Find the word "current" in the material below and gather every line that contains it.

Data excerpts:
- - - - -
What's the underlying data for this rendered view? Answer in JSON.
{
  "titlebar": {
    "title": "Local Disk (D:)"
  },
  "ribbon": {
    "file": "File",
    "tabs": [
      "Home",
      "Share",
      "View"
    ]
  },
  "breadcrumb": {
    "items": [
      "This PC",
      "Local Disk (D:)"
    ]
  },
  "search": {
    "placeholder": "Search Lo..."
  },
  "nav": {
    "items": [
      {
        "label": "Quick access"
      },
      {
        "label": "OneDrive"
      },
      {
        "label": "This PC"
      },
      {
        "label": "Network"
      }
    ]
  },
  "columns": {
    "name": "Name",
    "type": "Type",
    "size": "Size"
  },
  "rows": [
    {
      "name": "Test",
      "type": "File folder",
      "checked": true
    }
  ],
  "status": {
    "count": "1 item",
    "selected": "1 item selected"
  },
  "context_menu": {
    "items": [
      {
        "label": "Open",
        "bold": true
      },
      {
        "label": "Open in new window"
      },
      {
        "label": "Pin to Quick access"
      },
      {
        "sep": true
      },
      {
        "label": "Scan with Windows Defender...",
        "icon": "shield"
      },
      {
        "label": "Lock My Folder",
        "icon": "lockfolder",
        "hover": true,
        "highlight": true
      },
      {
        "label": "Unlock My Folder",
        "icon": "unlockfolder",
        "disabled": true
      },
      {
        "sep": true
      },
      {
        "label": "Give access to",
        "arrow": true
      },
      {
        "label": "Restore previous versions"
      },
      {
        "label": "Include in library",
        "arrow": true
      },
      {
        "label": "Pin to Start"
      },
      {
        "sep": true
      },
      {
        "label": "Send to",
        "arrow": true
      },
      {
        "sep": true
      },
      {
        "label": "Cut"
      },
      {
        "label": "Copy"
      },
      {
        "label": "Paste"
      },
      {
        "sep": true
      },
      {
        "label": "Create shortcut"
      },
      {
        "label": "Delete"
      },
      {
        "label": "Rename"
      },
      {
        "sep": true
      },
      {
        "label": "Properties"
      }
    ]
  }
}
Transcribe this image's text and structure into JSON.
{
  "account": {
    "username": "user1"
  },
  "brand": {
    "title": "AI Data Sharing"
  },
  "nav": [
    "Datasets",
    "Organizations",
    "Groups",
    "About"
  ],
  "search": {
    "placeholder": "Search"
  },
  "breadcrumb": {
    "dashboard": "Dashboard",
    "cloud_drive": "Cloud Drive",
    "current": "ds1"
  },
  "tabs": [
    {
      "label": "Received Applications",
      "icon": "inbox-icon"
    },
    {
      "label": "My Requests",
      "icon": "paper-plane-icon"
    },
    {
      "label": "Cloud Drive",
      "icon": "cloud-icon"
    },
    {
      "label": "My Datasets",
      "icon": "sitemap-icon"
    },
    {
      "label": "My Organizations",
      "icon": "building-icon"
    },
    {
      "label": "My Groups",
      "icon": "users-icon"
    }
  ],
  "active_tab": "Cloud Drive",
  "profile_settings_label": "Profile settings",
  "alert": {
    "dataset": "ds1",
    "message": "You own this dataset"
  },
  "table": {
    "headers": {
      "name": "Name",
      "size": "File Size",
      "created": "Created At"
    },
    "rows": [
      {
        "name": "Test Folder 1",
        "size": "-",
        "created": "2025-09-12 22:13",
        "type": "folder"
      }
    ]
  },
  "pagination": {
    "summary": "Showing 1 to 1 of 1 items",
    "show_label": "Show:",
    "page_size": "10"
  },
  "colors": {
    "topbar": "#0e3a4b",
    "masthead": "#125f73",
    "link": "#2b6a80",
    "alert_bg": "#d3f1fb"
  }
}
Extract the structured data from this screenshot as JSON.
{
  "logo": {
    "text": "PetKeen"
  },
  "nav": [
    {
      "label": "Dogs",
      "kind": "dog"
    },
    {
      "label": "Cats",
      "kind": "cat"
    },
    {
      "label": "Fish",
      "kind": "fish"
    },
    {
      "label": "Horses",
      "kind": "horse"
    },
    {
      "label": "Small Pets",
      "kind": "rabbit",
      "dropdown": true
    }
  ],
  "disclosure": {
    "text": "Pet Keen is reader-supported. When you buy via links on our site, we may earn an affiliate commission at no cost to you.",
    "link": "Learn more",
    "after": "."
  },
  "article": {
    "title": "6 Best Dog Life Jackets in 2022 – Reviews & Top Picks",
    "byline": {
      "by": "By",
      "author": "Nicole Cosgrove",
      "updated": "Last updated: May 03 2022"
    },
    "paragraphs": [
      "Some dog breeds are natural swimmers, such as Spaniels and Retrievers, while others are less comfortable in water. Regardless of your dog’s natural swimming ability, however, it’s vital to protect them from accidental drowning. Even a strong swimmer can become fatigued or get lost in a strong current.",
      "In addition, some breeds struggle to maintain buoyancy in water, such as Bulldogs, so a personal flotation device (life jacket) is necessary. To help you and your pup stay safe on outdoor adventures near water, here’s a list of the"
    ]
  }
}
- - - - -
Task response →
    "current": "ds1"
      "Some dog breeds are natural swimmers, such as Spaniels and Retrievers, while others are less comfortable in water. Regardless of your dog’s natural swimming ability, however, it’s vital to protect them from accidental drowning. Even a strong swimmer can become fatigued or get lost in a strong current.",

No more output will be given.